*Material for this task*
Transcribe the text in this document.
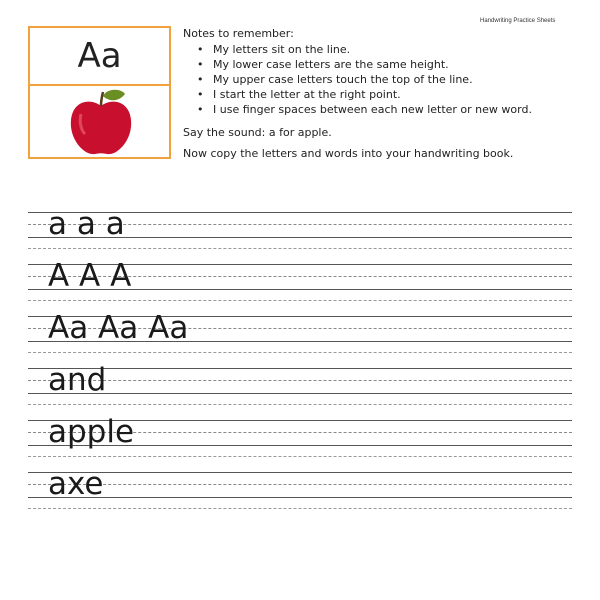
Handwriting Practice Sheets
Aa
Notes to remember:
• My letters sit on the line.
• My lower case letters are the same height.
• My upper case letters touch the top of the line.
• I start the letter at the right point.
• I use finger spaces between each new letter or new word.
Say the sound: a for apple.
Now copy the letters and words into your handwriting book.
a a a
A A A
Aa Aa Aa
and
apple
axe
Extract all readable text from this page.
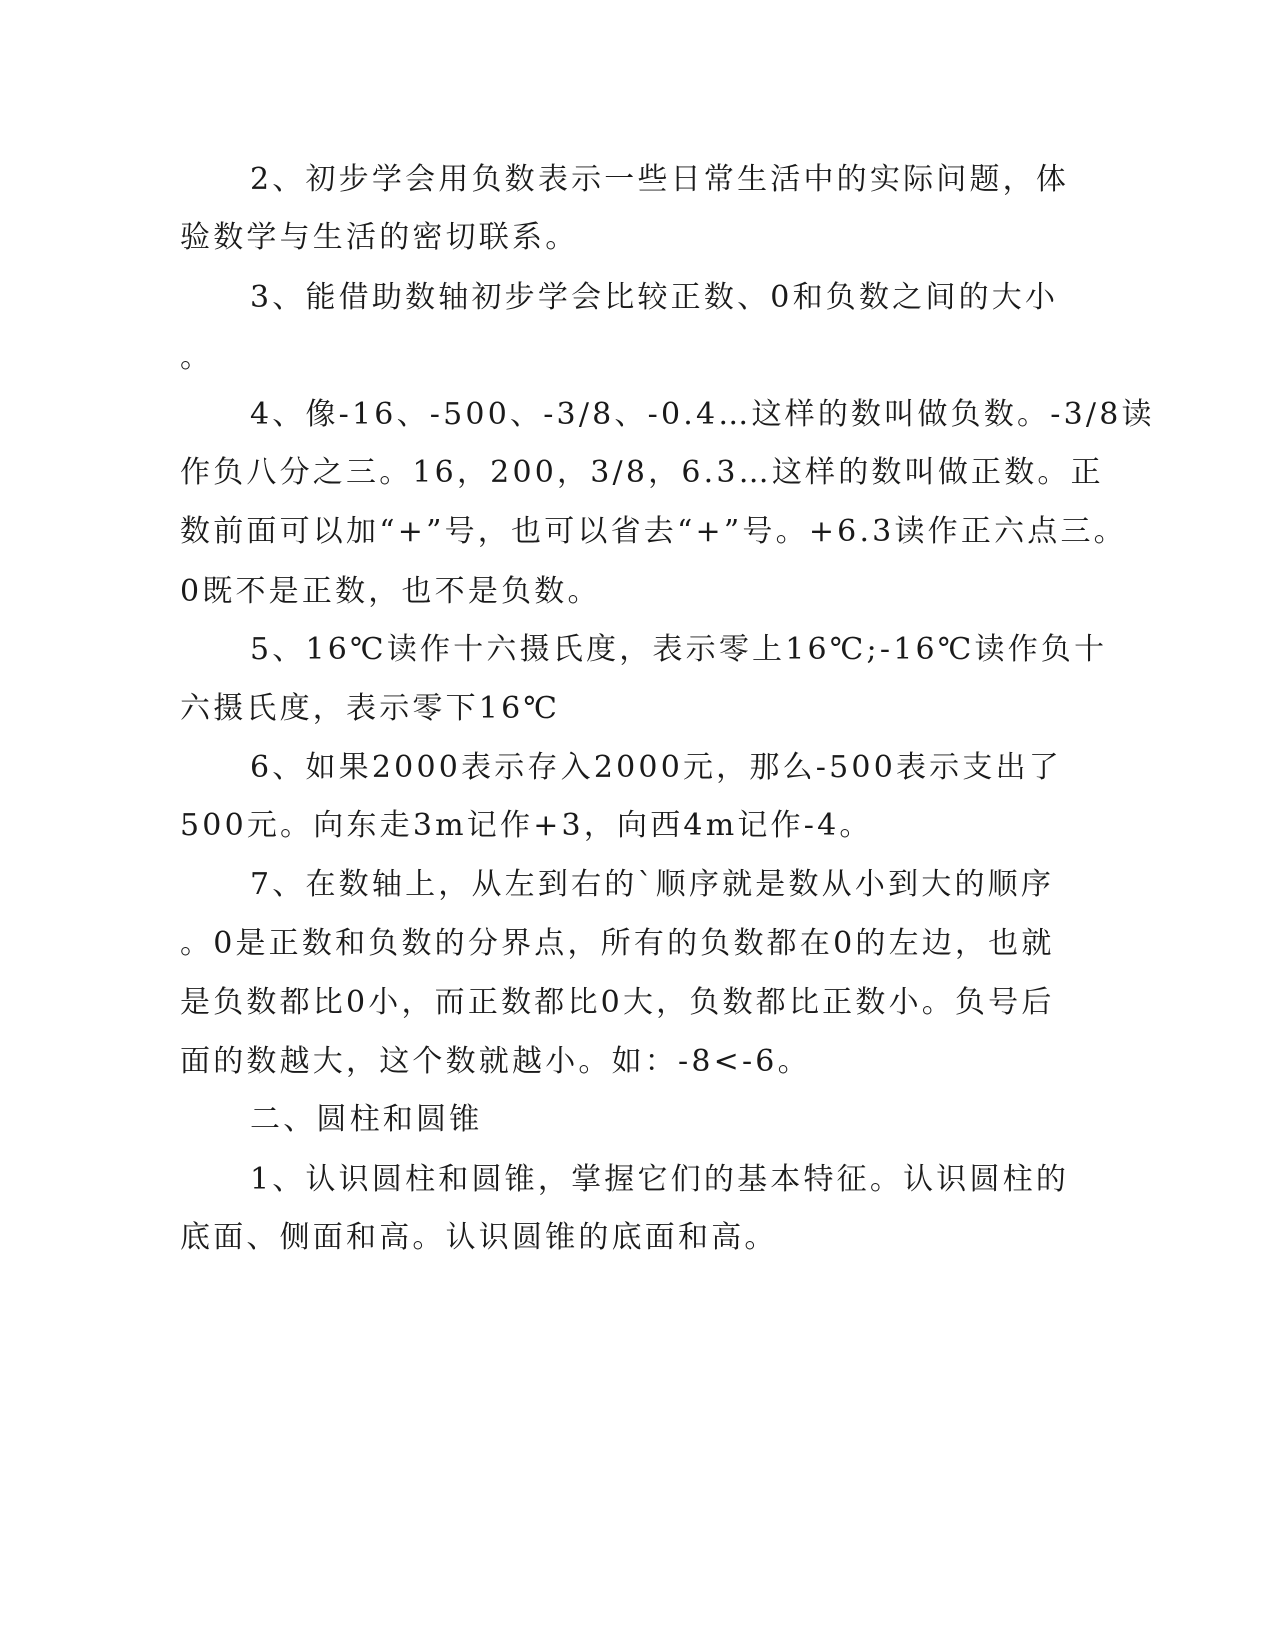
2、初步学会用负数表示一些日常生活中的实际问题，体
验数学与生活的密切联系。
3、能借助数轴初步学会比较正数、0和负数之间的大小
。
4、像-16、-500、-3/8、-0.4…这样的数叫做负数。-3/8读
作负八分之三。16，200，3/8，6.3…这样的数叫做正数。正
数前面可以加“+”号，也可以省去“+”号。+6.3读作正六点三。
0既不是正数，也不是负数。
5、16℃读作十六摄氏度，表示零上16℃;-16℃读作负十
六摄氏度，表示零下16℃
6、如果2000表示存入2000元，那么-500表示支出了
500元。向东走3m记作+3，向西4m记作-4。
7、在数轴上，从左到右的`顺序就是数从小到大的顺序
。0是正数和负数的分界点，所有的负数都在0的左边，也就
是负数都比0小，而正数都比0大，负数都比正数小。负号后
面的数越大，这个数就越小。如：-8<-6。
二、圆柱和圆锥
1、认识圆柱和圆锥，掌握它们的基本特征。认识圆柱的
底面、侧面和高。认识圆锥的底面和高。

*Directions*
Could you repeat all of the material exactly? Pictures should not be copied.

*Written answer*
Transcribe the text in this document.
Handwriting Practice Sheets
Aa
Notes to remember:
• My letters sit on the line.
• My lower case letters are the same height.
• My upper case letters touch the top of the line.
• I start the letter at the right point.
• I use finger spaces between each new letter or new word.
Say the sound: a for apple.
Now copy the letters and words into your handwriting book.
a a a
A A A
Aa Aa Aa
and
apple
axe
Extract all readable text from this page.
2、初步学会用负数表示一些日常生活中的实际问题，体
验数学与生活的密切联系。
3、能借助数轴初步学会比较正数、0和负数之间的大小
。
4、像-16、-500、-3/8、-0.4…这样的数叫做负数。-3/8读
作负八分之三。16，200，3/8，6.3…这样的数叫做正数。正
数前面可以加“+”号，也可以省去“+”号。+6.3读作正六点三。
0既不是正数，也不是负数。
5、16℃读作十六摄氏度，表示零上16℃;-16℃读作负十
六摄氏度，表示零下16℃
6、如果2000表示存入2000元，那么-500表示支出了
500元。向东走3m记作+3，向西4m记作-4。
7、在数轴上，从左到右的`顺序就是数从小到大的顺序
。0是正数和负数的分界点，所有的负数都在0的左边，也就
是负数都比0小，而正数都比0大，负数都比正数小。负号后
面的数越大，这个数就越小。如：-8<-6。
二、圆柱和圆锥
1、认识圆柱和圆锥，掌握它们的基本特征。认识圆柱的
底面、侧面和高。认识圆锥的底面和高。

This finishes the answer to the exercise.